-- Extracted information --
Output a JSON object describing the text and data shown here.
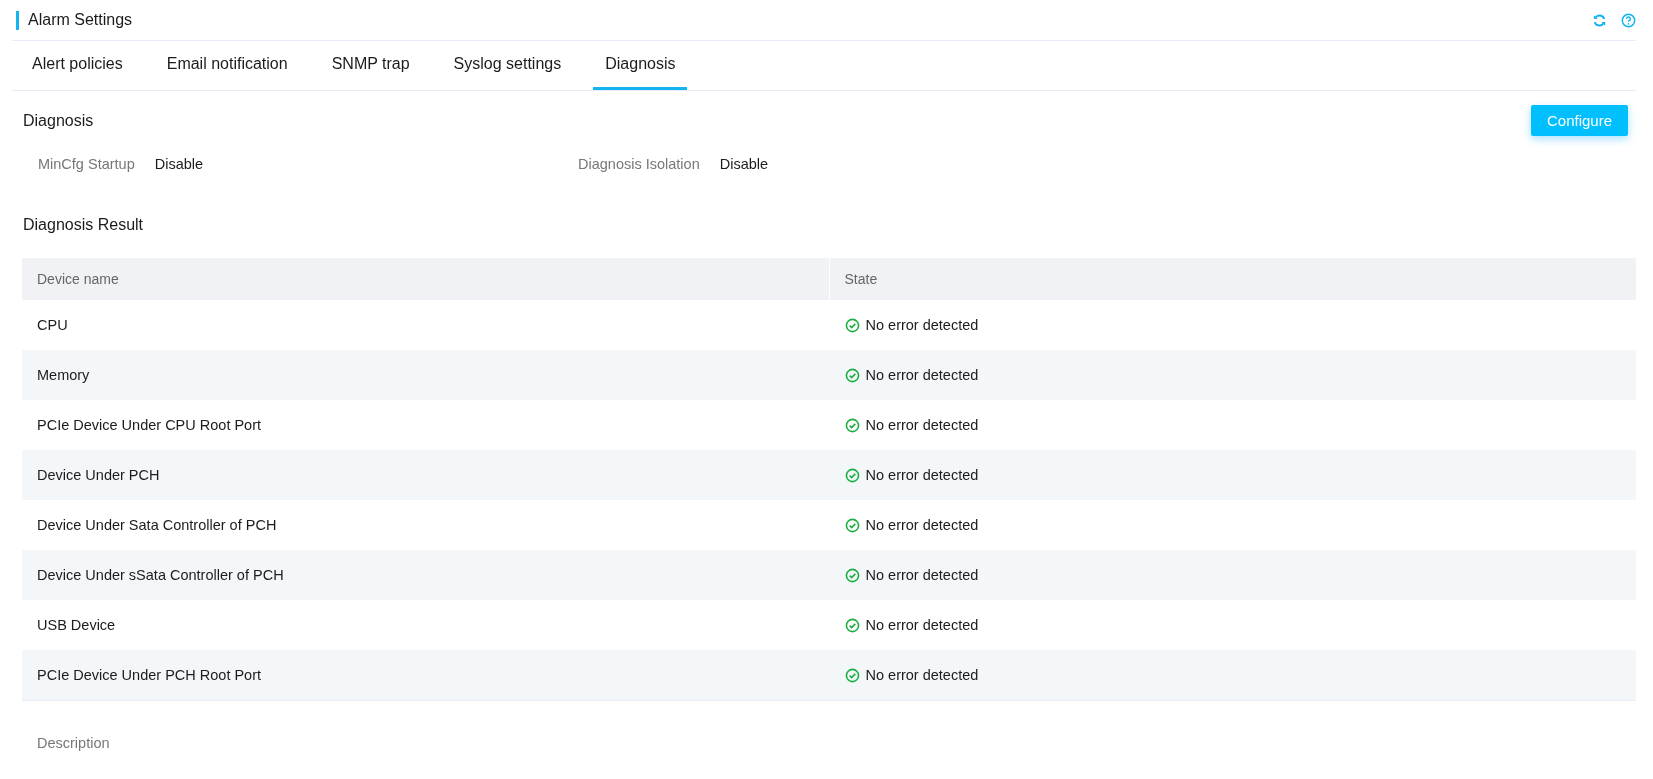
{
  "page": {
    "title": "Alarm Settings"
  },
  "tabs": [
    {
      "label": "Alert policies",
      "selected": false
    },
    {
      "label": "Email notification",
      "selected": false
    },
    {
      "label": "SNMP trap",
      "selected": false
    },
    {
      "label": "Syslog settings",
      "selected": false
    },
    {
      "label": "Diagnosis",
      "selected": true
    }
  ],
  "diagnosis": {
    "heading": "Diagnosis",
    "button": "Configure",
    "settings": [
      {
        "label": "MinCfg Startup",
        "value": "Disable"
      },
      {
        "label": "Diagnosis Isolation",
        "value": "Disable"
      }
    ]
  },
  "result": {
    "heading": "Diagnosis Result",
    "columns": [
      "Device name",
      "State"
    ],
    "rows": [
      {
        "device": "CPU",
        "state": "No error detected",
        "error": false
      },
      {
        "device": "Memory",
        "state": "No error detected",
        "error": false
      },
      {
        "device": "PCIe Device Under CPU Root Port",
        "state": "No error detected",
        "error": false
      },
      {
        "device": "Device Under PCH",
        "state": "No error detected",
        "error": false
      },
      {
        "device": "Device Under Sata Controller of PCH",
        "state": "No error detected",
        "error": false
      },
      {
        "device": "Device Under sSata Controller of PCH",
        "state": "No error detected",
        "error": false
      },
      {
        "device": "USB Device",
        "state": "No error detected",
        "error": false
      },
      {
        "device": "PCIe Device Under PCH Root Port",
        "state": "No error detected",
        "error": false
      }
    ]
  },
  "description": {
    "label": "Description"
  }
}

-- Task details --
Write the records above out again exactly, with no pictures in your copy.

-- Response below --
Output a JSON object describing the text and data shown here.
{
  "page": {
    "title": "Alarm Settings"
  },
  "tabs": [
    {
      "label": "Alert policies",
      "selected": false
    },
    {
      "label": "Email notification",
      "selected": false
    },
    {
      "label": "SNMP trap",
      "selected": false
    },
    {
      "label": "Syslog settings",
      "selected": false
    },
    {
      "label": "Diagnosis",
      "selected": true
    }
  ],
  "diagnosis": {
    "heading": "Diagnosis",
    "button": "Configure",
    "settings": [
      {
        "label": "MinCfg Startup",
        "value": "Disable"
      },
      {
        "label": "Diagnosis Isolation",
        "value": "Disable"
      }
    ]
  },
  "result": {
    "heading": "Diagnosis Result",
    "columns": [
      "Device name",
      "State"
    ],
    "rows": [
      {
        "device": "CPU",
        "state": "No error detected",
        "error": false
      },
      {
        "device": "Memory",
        "state": "No error detected",
        "error": false
      },
      {
        "device": "PCIe Device Under CPU Root Port",
        "state": "No error detected",
        "error": false
      },
      {
        "device": "Device Under PCH",
        "state": "No error detected",
        "error": false
      },
      {
        "device": "Device Under Sata Controller of PCH",
        "state": "No error detected",
        "error": false
      },
      {
        "device": "Device Under sSata Controller of PCH",
        "state": "No error detected",
        "error": false
      },
      {
        "device": "USB Device",
        "state": "No error detected",
        "error": false
      },
      {
        "device": "PCIe Device Under PCH Root Port",
        "state": "No error detected",
        "error": false
      }
    ]
  },
  "description": {
    "label": "Description"
  }
}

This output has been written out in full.